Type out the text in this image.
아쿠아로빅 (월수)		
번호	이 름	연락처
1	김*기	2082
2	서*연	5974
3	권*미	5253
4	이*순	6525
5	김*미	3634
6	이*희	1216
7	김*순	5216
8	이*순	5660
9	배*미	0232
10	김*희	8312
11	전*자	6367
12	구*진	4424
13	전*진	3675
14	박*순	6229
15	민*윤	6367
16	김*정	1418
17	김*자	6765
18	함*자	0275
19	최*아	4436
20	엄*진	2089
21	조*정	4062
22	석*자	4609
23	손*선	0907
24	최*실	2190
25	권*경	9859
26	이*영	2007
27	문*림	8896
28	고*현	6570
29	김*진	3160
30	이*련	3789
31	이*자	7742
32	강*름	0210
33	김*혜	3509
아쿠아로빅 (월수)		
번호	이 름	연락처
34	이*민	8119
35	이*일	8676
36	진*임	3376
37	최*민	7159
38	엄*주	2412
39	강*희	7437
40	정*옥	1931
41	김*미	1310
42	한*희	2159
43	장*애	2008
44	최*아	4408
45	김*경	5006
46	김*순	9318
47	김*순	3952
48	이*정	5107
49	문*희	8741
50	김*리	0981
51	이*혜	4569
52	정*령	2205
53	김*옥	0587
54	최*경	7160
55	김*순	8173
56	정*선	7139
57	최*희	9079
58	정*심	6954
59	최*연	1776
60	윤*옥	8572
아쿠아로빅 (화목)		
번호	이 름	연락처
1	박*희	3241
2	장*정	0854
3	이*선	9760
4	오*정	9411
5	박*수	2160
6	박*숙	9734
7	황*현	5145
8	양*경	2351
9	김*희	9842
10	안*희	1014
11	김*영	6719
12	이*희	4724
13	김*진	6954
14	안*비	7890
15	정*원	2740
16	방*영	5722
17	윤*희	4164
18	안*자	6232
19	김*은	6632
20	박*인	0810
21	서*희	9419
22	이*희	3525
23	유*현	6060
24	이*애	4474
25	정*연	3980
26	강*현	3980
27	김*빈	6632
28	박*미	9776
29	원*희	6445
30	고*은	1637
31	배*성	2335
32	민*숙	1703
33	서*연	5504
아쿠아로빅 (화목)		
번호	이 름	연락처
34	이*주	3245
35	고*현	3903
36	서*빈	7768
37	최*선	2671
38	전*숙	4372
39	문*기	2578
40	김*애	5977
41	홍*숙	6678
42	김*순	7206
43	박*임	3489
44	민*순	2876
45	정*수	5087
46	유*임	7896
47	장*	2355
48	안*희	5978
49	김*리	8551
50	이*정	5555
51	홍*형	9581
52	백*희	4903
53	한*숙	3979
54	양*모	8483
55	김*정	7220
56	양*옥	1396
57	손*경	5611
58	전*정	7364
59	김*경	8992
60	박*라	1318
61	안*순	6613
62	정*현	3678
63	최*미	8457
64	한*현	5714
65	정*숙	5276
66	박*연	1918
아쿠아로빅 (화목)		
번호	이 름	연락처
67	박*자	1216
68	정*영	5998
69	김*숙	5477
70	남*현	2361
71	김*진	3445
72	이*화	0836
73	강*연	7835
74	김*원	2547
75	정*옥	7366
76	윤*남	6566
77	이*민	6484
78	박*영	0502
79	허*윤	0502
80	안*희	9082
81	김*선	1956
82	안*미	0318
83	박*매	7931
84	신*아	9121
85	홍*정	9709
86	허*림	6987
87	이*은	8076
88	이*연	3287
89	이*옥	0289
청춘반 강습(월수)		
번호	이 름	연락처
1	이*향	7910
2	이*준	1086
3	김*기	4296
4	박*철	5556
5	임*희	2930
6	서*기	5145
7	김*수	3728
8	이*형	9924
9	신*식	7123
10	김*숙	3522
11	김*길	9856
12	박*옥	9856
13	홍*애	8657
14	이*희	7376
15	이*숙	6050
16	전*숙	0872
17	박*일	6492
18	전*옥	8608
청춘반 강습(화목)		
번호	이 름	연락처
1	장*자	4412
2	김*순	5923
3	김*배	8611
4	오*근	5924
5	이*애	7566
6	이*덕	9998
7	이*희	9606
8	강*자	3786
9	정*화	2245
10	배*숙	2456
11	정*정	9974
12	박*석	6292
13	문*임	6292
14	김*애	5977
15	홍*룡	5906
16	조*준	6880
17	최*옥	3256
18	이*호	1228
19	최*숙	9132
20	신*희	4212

● ● ● ● ●

→ Exercise instructions
Give back all the records exactly as they stand.

→ Exercise result
Type out the text in this image.
아쿠아로빅 (월수)		
번호	이 름	연락처
1	김*기	2082
2	서*연	5974
3	권*미	5253
4	이*순	6525
5	김*미	3634
6	이*희	1216
7	김*순	5216
8	이*순	5660
9	배*미	0232
10	김*희	8312
11	전*자	6367
12	구*진	4424
13	전*진	3675
14	박*순	6229
15	민*윤	6367
16	김*정	1418
17	김*자	6765
18	함*자	0275
19	최*아	4436
20	엄*진	2089
21	조*정	4062
22	석*자	4609
23	손*선	0907
24	최*실	2190
25	권*경	9859
26	이*영	2007
27	문*림	8896
28	고*현	6570
29	김*진	3160
30	이*련	3789
31	이*자	7742
32	강*름	0210
33	김*혜	3509
아쿠아로빅 (월수)		
번호	이 름	연락처
34	이*민	8119
35	이*일	8676
36	진*임	3376
37	최*민	7159
38	엄*주	2412
39	강*희	7437
40	정*옥	1931
41	김*미	1310
42	한*희	2159
43	장*애	2008
44	최*아	4408
45	김*경	5006
46	김*순	9318
47	김*순	3952
48	이*정	5107
49	문*희	8741
50	김*리	0981
51	이*혜	4569
52	정*령	2205
53	김*옥	0587
54	최*경	7160
55	김*순	8173
56	정*선	7139
57	최*희	9079
58	정*심	6954
59	최*연	1776
60	윤*옥	8572
아쿠아로빅 (화목)		
번호	이 름	연락처
1	박*희	3241
2	장*정	0854
3	이*선	9760
4	오*정	9411
5	박*수	2160
6	박*숙	9734
7	황*현	5145
8	양*경	2351
9	김*희	9842
10	안*희	1014
11	김*영	6719
12	이*희	4724
13	김*진	6954
14	안*비	7890
15	정*원	2740
16	방*영	5722
17	윤*희	4164
18	안*자	6232
19	김*은	6632
20	박*인	0810
21	서*희	9419
22	이*희	3525
23	유*현	6060
24	이*애	4474
25	정*연	3980
26	강*현	3980
27	김*빈	6632
28	박*미	9776
29	원*희	6445
30	고*은	1637
31	배*성	2335
32	민*숙	1703
33	서*연	5504
아쿠아로빅 (화목)		
번호	이 름	연락처
34	이*주	3245
35	고*현	3903
36	서*빈	7768
37	최*선	2671
38	전*숙	4372
39	문*기	2578
40	김*애	5977
41	홍*숙	6678
42	김*순	7206
43	박*임	3489
44	민*순	2876
45	정*수	5087
46	유*임	7896
47	장*	2355
48	안*희	5978
49	김*리	8551
50	이*정	5555
51	홍*형	9581
52	백*희	4903
53	한*숙	3979
54	양*모	8483
55	김*정	7220
56	양*옥	1396
57	손*경	5611
58	전*정	7364
59	김*경	8992
60	박*라	1318
61	안*순	6613
62	정*현	3678
63	최*미	8457
64	한*현	5714
65	정*숙	5276
66	박*연	1918
아쿠아로빅 (화목)		
번호	이 름	연락처
67	박*자	1216
68	정*영	5998
69	김*숙	5477
70	남*현	2361
71	김*진	3445
72	이*화	0836
73	강*연	7835
74	김*원	2547
75	정*옥	7366
76	윤*남	6566
77	이*민	6484
78	박*영	0502
79	허*윤	0502
80	안*희	9082
81	김*선	1956
82	안*미	0318
83	박*매	7931
84	신*아	9121
85	홍*정	9709
86	허*림	6987
87	이*은	8076
88	이*연	3287
89	이*옥	0289
청춘반 강습(월수)		
번호	이 름	연락처
1	이*향	7910
2	이*준	1086
3	김*기	4296
4	박*철	5556
5	임*희	2930
6	서*기	5145
7	김*수	3728
8	이*형	9924
9	신*식	7123
10	김*숙	3522
11	김*길	9856
12	박*옥	9856
13	홍*애	8657
14	이*희	7376
15	이*숙	6050
16	전*숙	0872
17	박*일	6492
18	전*옥	8608
청춘반 강습(화목)		
번호	이 름	연락처
1	장*자	4412
2	김*순	5923
3	김*배	8611
4	오*근	5924
5	이*애	7566
6	이*덕	9998
7	이*희	9606
8	강*자	3786
9	정*화	2245
10	배*숙	2456
11	정*정	9974
12	박*석	6292
13	문*임	6292
14	김*애	5977
15	홍*룡	5906
16	조*준	6880
17	최*옥	3256
18	이*호	1228
19	최*숙	9132
20	신*희	4212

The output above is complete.